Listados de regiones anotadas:
########################################

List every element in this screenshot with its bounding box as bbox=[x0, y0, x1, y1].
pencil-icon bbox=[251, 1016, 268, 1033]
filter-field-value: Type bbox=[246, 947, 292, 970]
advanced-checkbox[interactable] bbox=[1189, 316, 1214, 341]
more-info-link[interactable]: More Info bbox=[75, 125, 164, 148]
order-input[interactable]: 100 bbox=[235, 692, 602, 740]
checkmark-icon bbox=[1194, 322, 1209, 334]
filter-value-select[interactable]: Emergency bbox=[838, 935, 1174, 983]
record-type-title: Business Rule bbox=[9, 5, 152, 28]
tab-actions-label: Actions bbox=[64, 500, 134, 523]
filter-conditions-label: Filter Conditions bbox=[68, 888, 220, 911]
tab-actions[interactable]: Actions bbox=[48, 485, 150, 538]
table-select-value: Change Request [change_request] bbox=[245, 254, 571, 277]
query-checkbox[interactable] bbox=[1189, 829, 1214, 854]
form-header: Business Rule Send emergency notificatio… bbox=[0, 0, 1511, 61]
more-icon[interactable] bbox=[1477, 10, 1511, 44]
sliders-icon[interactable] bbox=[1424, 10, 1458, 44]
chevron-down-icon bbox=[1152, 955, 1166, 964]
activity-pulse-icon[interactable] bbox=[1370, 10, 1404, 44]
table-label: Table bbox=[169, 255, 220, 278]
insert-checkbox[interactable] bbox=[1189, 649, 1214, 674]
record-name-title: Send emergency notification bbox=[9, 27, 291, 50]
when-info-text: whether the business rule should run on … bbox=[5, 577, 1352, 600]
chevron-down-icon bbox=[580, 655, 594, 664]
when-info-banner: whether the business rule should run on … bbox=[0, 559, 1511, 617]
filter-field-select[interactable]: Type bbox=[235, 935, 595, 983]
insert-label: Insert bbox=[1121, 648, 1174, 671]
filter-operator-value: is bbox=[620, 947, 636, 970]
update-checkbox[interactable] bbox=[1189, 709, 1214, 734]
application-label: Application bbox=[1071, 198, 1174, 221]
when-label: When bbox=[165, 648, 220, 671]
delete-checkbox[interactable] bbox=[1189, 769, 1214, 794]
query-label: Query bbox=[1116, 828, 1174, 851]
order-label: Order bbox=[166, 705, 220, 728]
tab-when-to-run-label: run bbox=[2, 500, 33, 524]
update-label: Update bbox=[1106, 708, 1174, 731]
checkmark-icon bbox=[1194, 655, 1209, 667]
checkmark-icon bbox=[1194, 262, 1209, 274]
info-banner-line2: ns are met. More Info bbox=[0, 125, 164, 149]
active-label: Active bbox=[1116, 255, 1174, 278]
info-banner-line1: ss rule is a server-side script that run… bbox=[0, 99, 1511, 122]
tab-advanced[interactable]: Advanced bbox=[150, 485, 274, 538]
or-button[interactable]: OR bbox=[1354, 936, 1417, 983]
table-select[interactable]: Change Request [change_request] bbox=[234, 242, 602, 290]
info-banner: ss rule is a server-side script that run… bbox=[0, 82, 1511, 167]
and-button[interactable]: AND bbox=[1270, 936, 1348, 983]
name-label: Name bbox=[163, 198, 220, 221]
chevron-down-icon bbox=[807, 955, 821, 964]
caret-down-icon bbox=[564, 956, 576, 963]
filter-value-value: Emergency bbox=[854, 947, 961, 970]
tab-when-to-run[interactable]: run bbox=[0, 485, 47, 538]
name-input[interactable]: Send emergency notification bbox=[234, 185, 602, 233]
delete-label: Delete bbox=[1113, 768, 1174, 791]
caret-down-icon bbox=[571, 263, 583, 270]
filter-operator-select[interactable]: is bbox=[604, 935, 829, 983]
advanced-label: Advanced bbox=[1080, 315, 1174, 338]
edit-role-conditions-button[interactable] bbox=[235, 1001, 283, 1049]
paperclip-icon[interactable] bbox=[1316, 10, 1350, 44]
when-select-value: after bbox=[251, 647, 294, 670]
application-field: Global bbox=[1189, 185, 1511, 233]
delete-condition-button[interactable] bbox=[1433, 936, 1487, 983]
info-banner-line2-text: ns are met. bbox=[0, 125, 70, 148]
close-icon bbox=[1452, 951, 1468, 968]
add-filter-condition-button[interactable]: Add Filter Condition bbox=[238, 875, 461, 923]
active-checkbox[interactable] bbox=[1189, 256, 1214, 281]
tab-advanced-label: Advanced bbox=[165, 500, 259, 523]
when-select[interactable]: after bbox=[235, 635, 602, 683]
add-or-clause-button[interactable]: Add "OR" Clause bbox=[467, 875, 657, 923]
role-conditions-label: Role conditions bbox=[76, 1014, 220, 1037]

########################################

» **Requisito**
Enumera, copiándolas tal cual, todas las filas de arriba que contienen la cadena "order".

» **Respuesta completa**
order-input[interactable]: 100 bbox=[235, 692, 602, 740]
order-label: Order bbox=[166, 705, 220, 728]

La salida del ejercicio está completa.